A run of records:

------------------------------

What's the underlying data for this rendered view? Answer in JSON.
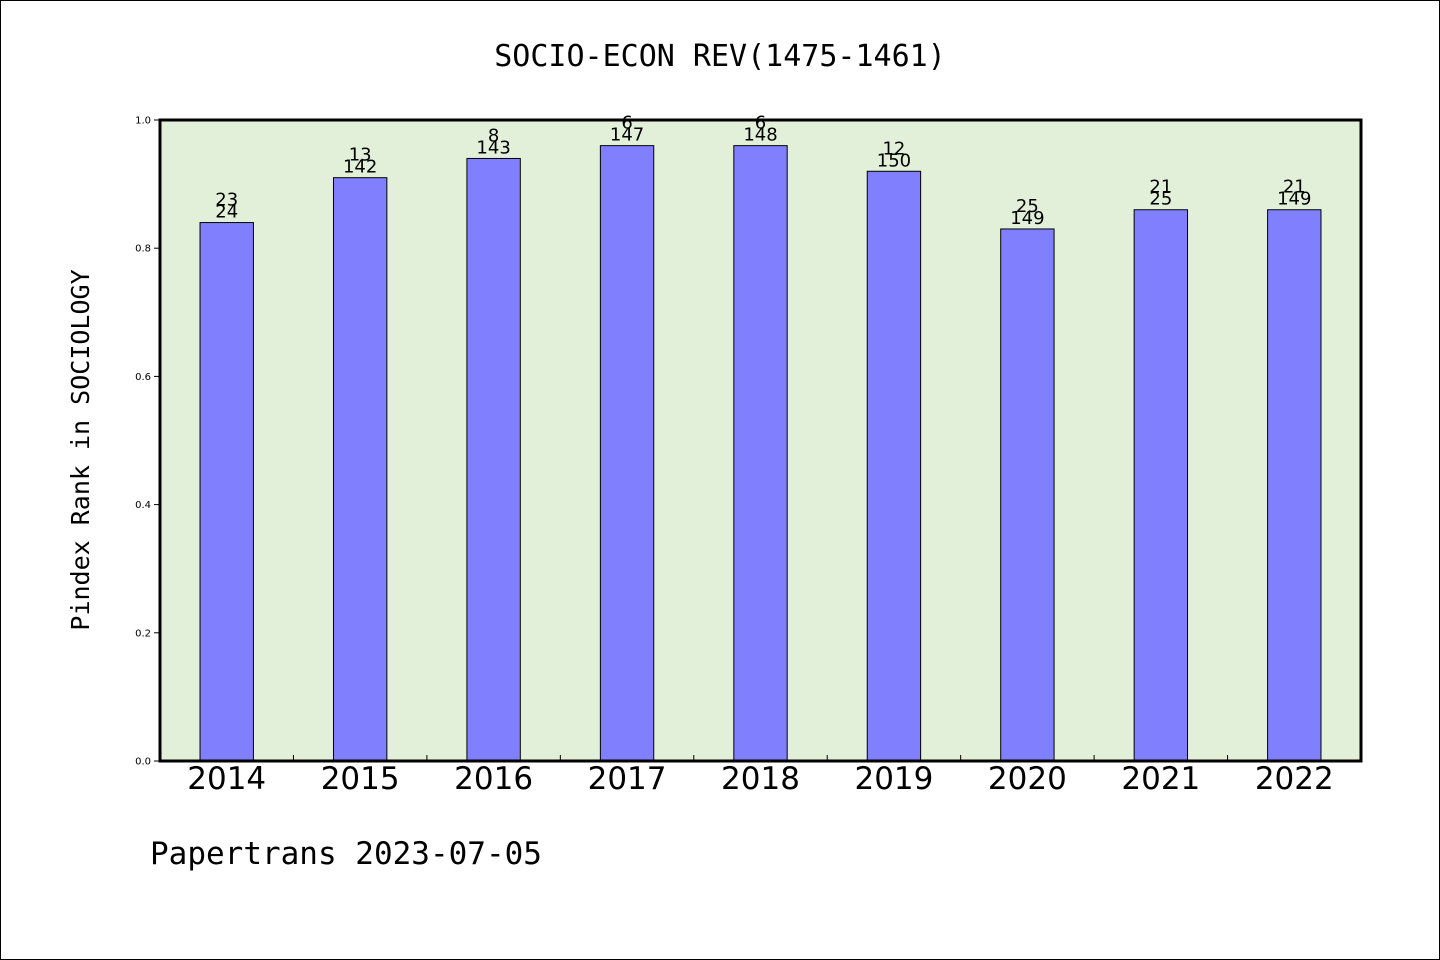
{
  "footer_text": "Papertrans 2023-07-05",
  "colors": {
    "plot_bg": "#e2f0d9",
    "bar": "#8080ff",
    "frame": "#000000"
  },
  "chart_data": {
    "type": "bar",
    "title": "SOCIO-ECON REV(1475-1461)",
    "ylabel": "Pindex Rank in SOCIOLOGY",
    "xlabel": "",
    "ylim": [
      0,
      1.0
    ],
    "yticks": [
      "0.0",
      "0.2",
      "0.4",
      "0.6",
      "0.8",
      "1.0"
    ],
    "categories": [
      "2014",
      "2015",
      "2016",
      "2017",
      "2018",
      "2019",
      "2020",
      "2021",
      "2022"
    ],
    "values": [
      0.84,
      0.91,
      0.94,
      0.96,
      0.96,
      0.92,
      0.83,
      0.86,
      0.86
    ],
    "labels_top": [
      "23",
      "13",
      "8",
      "6",
      "6",
      "12",
      "25",
      "21",
      "21"
    ],
    "labels_bottom": [
      "24",
      "142",
      "143",
      "147",
      "148",
      "150",
      "149",
      "25",
      "149"
    ]
  }
}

------------------------------

Repeat the listing verbatim. Skip the pictures.

What's the underlying data for this rendered view? Answer in JSON.
{
  "footer_text": "Papertrans 2023-07-05",
  "colors": {
    "plot_bg": "#e2f0d9",
    "bar": "#8080ff",
    "frame": "#000000"
  },
  "chart_data": {
    "type": "bar",
    "title": "SOCIO-ECON REV(1475-1461)",
    "ylabel": "Pindex Rank in SOCIOLOGY",
    "xlabel": "",
    "ylim": [
      0,
      1.0
    ],
    "yticks": [
      "0.0",
      "0.2",
      "0.4",
      "0.6",
      "0.8",
      "1.0"
    ],
    "categories": [
      "2014",
      "2015",
      "2016",
      "2017",
      "2018",
      "2019",
      "2020",
      "2021",
      "2022"
    ],
    "values": [
      0.84,
      0.91,
      0.94,
      0.96,
      0.96,
      0.92,
      0.83,
      0.86,
      0.86
    ],
    "labels_top": [
      "23",
      "13",
      "8",
      "6",
      "6",
      "12",
      "25",
      "21",
      "21"
    ],
    "labels_bottom": [
      "24",
      "142",
      "143",
      "147",
      "148",
      "150",
      "149",
      "25",
      "149"
    ]
  }
}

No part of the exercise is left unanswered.